(Items from a dataset)
##############################
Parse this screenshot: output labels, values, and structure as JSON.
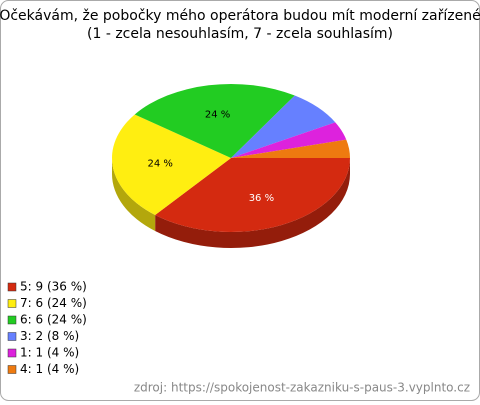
{
  "chart_data": {
    "type": "pie",
    "title": [
      "Očekávám, že pobočky mého operátora budou mít moderní zařízené",
      "(1 - zcela nesouhlasím, 7 - zcela souhlasím)"
    ],
    "categories": [
      "5: 9 (36 %)",
      "7: 6 (24 %)",
      "6: 6 (24 %)",
      "3: 2 (8 %)",
      "1: 1 (4 %)",
      "4: 1 (4 %)"
    ],
    "values": [
      36,
      24,
      24,
      8,
      4,
      4
    ],
    "value_labels": [
      "36 %",
      "24 %",
      "24 %",
      null,
      null,
      null
    ],
    "colors": [
      "#d42a10",
      "#ffee11",
      "#22cc22",
      "#6680ff",
      "#dd22dd",
      "#ee7a10"
    ],
    "source": "zdroj: https://spokojenost-zakazniku-s-paus-3.vyplnto.cz"
  }
}
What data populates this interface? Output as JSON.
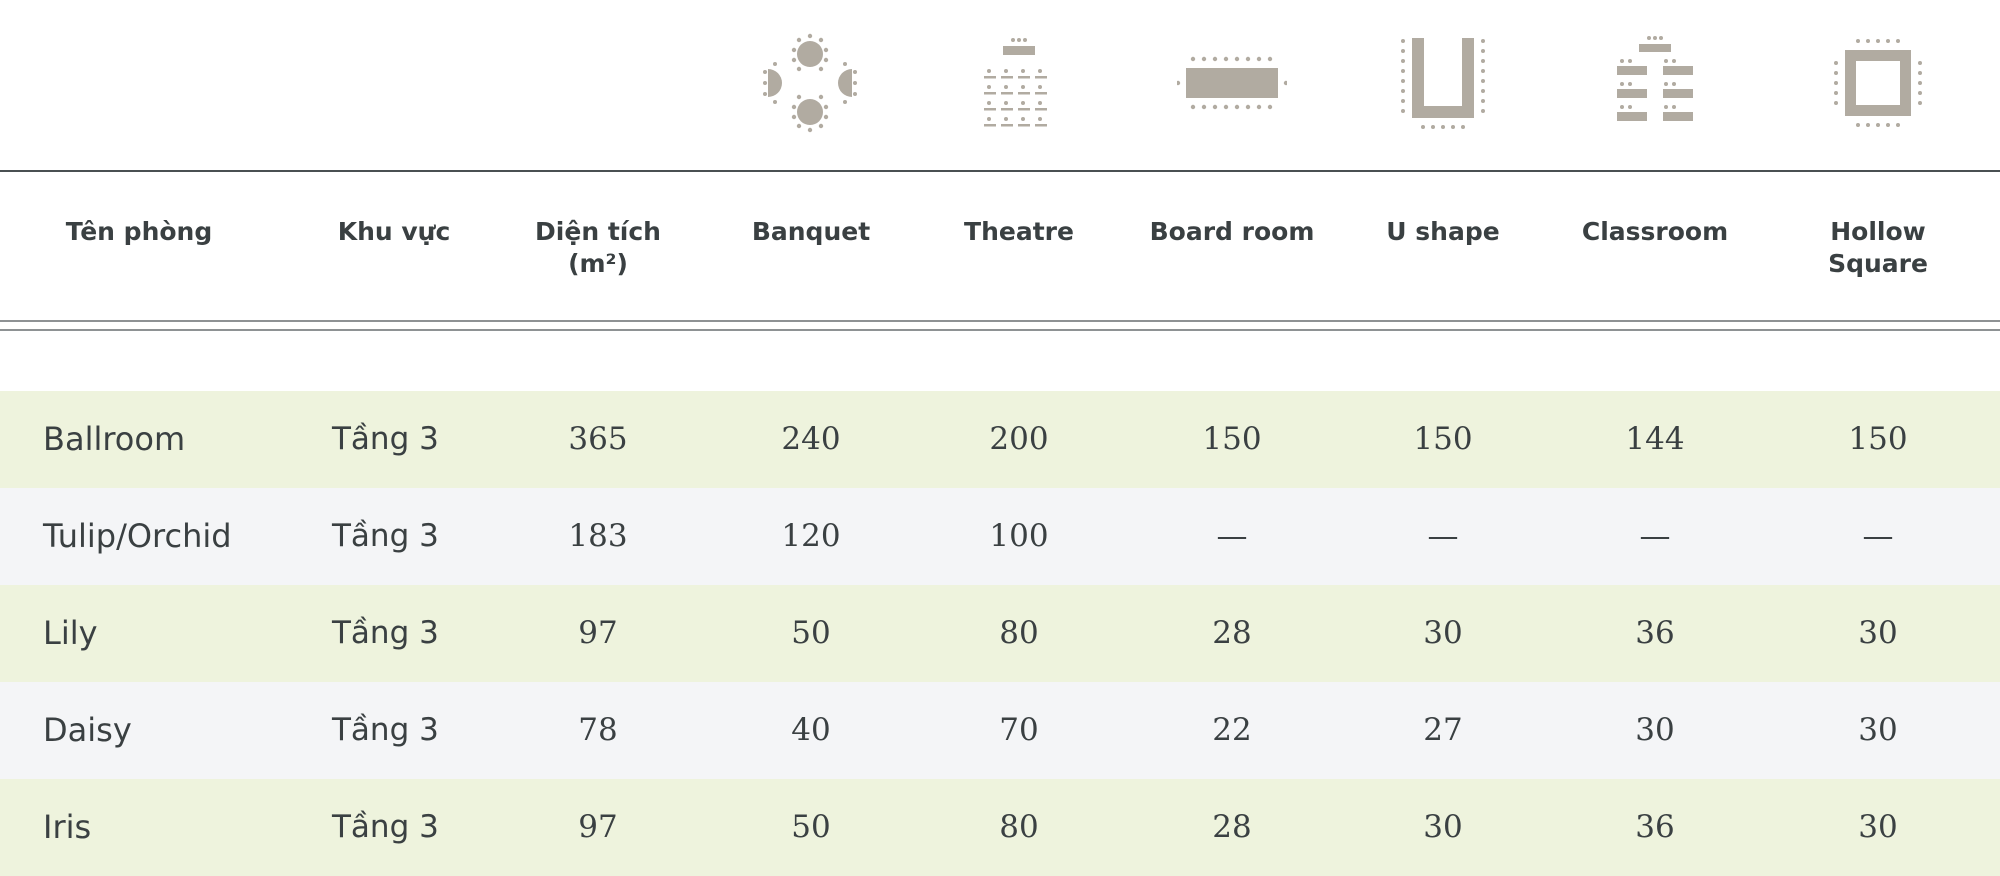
{
  "icons": [
    {
      "layout": "banquet",
      "icon": "banquet-layout-icon"
    },
    {
      "layout": "theatre",
      "icon": "theatre-layout-icon"
    },
    {
      "layout": "board-room",
      "icon": "board-room-layout-icon"
    },
    {
      "layout": "u-shape",
      "icon": "u-shape-layout-icon"
    },
    {
      "layout": "classroom",
      "icon": "classroom-layout-icon"
    },
    {
      "layout": "hollow-square",
      "icon": "hollow-square-layout-icon"
    }
  ],
  "colors": {
    "icon_gray": "#b1aba1",
    "row_green": "#eef3dd",
    "row_gray": "#f4f5f7",
    "text": "#3a4042"
  },
  "headers": {
    "room": "Tên phòng",
    "area": "Khu vực",
    "size": "Diện tích\n(m²)",
    "banquet": "Banquet",
    "theatre": "Theatre",
    "boardroom": "Board room",
    "ushape": "U shape",
    "classroom": "Classroom",
    "hollow": "Hollow Square"
  },
  "rows": [
    {
      "room": "Ballroom",
      "area": "Tầng 3",
      "size": "365",
      "banquet": "240",
      "theatre": "200",
      "boardroom": "150",
      "ushape": "150",
      "classroom": "144",
      "hollow": "150"
    },
    {
      "room": "Tulip/Orchid",
      "area": "Tầng 3",
      "size": "183",
      "banquet": "120",
      "theatre": "100",
      "boardroom": "—",
      "ushape": "—",
      "classroom": "—",
      "hollow": "—"
    },
    {
      "room": "Lily",
      "area": "Tầng 3",
      "size": "97",
      "banquet": "50",
      "theatre": "80",
      "boardroom": "28",
      "ushape": "30",
      "classroom": "36",
      "hollow": "30"
    },
    {
      "room": "Daisy",
      "area": "Tầng 3",
      "size": "78",
      "banquet": "40",
      "theatre": "70",
      "boardroom": "22",
      "ushape": "27",
      "classroom": "30",
      "hollow": "30"
    },
    {
      "room": "Iris",
      "area": "Tầng 3",
      "size": "97",
      "banquet": "50",
      "theatre": "80",
      "boardroom": "28",
      "ushape": "30",
      "classroom": "36",
      "hollow": "30"
    }
  ]
}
##############################
Given request :: Go through the records and pull out each line that includes the word "classroom".

Solution to this problem ::
      "layout": "classroom",
      "icon": "classroom-layout-icon"
    "classroom": "Classroom",
      "classroom": "144",
      "classroom": "—",
      "classroom": "36",
      "classroom": "30",
      "classroom": "36",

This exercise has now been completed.